*Recorded data*

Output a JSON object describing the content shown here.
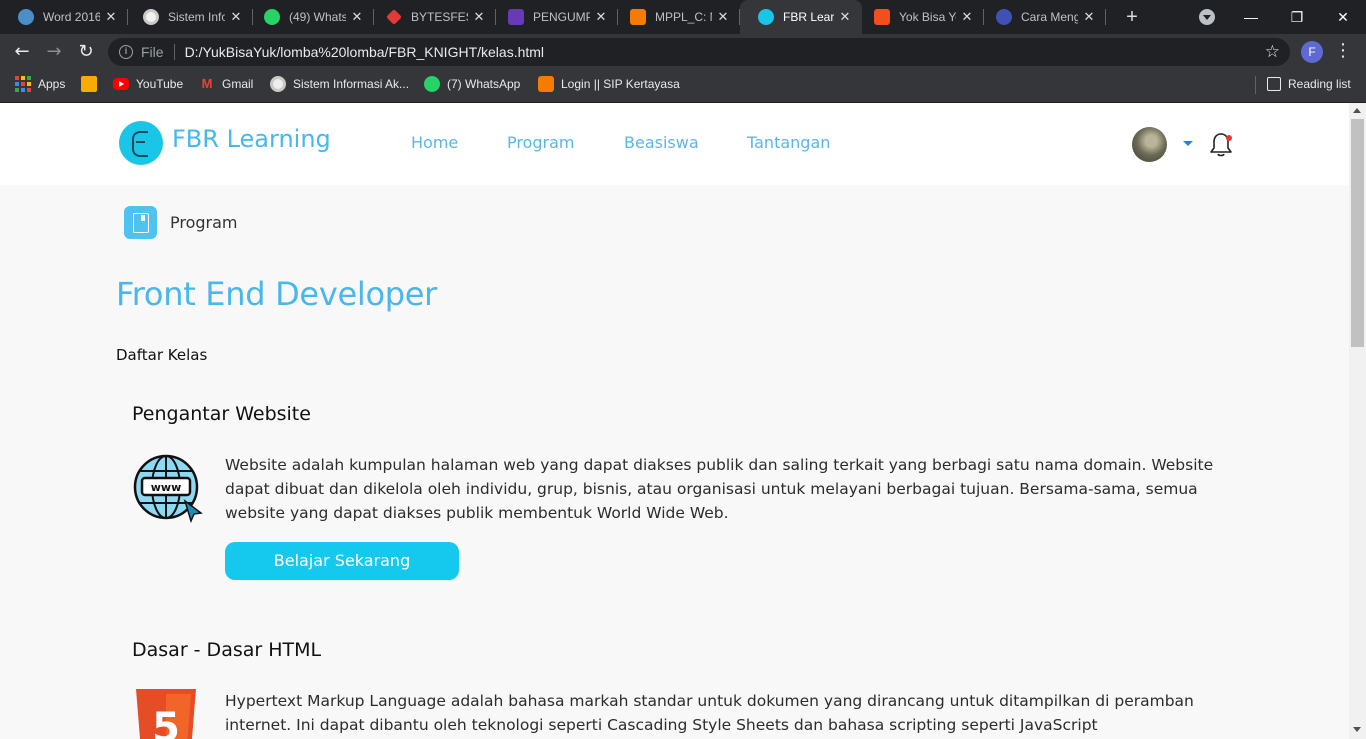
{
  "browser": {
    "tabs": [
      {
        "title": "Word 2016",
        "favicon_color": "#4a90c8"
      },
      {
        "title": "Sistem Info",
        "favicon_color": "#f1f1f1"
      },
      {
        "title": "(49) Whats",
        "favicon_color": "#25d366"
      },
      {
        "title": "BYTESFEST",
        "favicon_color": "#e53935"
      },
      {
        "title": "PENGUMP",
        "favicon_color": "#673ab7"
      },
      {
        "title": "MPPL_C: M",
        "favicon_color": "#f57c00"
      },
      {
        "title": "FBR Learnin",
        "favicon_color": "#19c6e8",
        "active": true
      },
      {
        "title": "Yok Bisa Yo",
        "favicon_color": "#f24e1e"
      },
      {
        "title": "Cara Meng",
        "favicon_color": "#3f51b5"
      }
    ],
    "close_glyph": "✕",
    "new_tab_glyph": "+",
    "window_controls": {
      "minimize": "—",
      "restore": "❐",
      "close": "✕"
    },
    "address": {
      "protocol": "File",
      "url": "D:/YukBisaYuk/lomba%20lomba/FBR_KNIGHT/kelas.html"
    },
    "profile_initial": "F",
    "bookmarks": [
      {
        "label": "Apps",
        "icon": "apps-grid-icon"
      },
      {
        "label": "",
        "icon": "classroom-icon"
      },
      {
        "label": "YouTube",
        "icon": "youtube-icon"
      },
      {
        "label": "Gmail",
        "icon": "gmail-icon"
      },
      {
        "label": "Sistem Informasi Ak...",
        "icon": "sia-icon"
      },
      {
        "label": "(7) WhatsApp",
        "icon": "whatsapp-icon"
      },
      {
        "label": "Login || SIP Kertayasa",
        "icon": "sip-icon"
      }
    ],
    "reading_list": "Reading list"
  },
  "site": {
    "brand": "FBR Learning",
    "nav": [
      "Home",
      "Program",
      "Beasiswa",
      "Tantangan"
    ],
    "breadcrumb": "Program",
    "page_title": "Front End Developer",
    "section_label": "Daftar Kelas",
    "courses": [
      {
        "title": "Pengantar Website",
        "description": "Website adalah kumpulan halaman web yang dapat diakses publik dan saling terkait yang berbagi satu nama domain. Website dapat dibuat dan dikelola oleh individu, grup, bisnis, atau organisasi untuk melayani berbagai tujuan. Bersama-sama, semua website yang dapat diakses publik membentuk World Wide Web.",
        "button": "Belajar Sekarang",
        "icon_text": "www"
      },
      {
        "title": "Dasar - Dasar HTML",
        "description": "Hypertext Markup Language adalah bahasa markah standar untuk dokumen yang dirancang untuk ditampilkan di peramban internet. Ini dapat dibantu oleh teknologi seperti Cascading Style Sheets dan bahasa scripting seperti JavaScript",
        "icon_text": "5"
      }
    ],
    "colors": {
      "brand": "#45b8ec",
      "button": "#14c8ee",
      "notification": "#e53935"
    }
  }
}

==

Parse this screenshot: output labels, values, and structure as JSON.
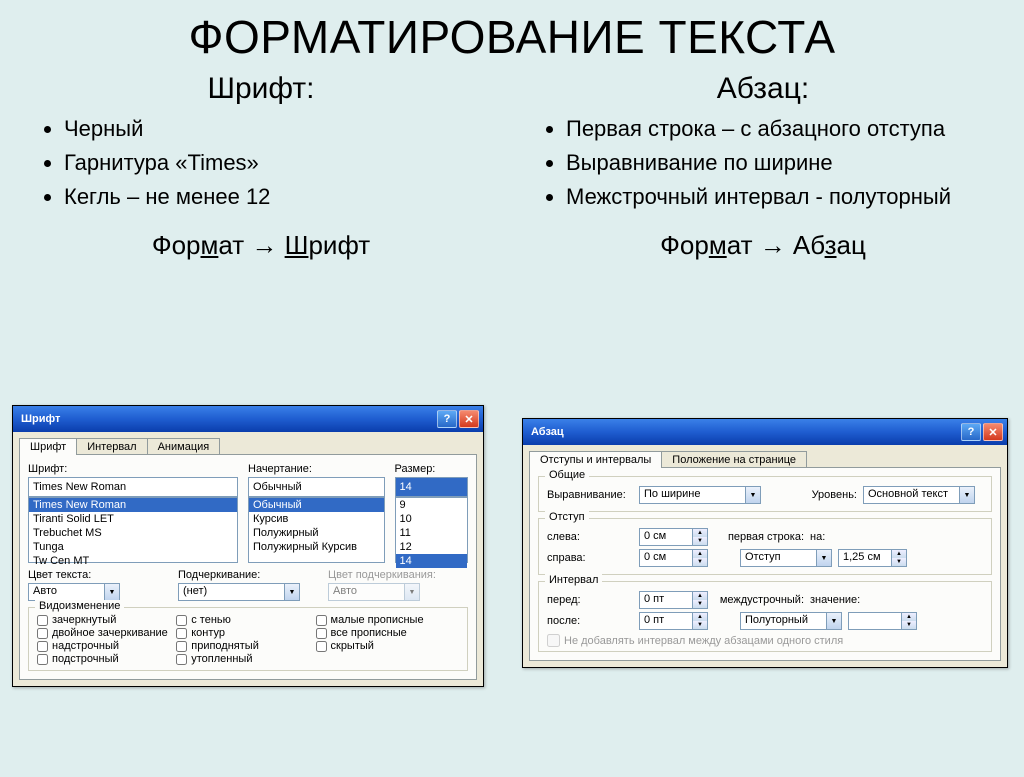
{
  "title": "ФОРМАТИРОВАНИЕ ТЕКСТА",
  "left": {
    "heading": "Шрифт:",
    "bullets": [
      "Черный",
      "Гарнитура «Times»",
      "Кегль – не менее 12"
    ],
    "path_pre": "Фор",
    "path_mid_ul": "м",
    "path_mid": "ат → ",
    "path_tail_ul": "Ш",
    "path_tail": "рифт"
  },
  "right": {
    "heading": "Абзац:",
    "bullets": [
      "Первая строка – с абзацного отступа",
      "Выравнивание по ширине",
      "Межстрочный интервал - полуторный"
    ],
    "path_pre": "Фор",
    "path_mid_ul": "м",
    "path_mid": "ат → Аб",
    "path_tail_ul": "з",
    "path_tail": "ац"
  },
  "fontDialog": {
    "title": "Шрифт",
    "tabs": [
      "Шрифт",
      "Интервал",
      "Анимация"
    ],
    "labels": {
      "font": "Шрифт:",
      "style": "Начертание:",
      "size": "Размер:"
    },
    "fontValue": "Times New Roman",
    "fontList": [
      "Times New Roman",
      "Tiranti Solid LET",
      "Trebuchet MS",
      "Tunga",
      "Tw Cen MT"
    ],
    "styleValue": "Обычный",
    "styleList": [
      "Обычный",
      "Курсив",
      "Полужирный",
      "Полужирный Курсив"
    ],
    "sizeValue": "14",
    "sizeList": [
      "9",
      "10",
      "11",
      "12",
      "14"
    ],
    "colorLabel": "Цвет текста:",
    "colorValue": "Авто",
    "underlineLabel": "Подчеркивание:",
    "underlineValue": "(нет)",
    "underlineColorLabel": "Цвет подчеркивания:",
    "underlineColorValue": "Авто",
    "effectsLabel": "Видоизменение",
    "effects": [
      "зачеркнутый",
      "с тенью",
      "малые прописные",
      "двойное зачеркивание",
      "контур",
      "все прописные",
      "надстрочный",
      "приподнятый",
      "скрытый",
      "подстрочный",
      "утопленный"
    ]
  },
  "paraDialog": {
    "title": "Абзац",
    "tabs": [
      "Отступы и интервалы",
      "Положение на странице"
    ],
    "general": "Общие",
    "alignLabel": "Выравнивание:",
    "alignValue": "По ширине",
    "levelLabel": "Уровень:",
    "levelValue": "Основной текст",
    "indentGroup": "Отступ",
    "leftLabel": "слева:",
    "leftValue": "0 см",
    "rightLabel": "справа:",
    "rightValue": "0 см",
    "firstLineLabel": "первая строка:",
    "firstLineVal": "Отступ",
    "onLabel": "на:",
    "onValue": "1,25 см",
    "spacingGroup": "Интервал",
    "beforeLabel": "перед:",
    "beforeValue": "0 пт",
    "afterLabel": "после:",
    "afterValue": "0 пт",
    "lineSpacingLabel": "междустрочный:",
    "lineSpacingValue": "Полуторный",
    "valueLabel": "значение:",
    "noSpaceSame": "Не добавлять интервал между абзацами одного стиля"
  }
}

*Directions for this task*
Gather each line of the records holding the string "Авто".

*Solution for this problem*
    "colorValue": "Авто",
    "underlineColorValue": "Авто",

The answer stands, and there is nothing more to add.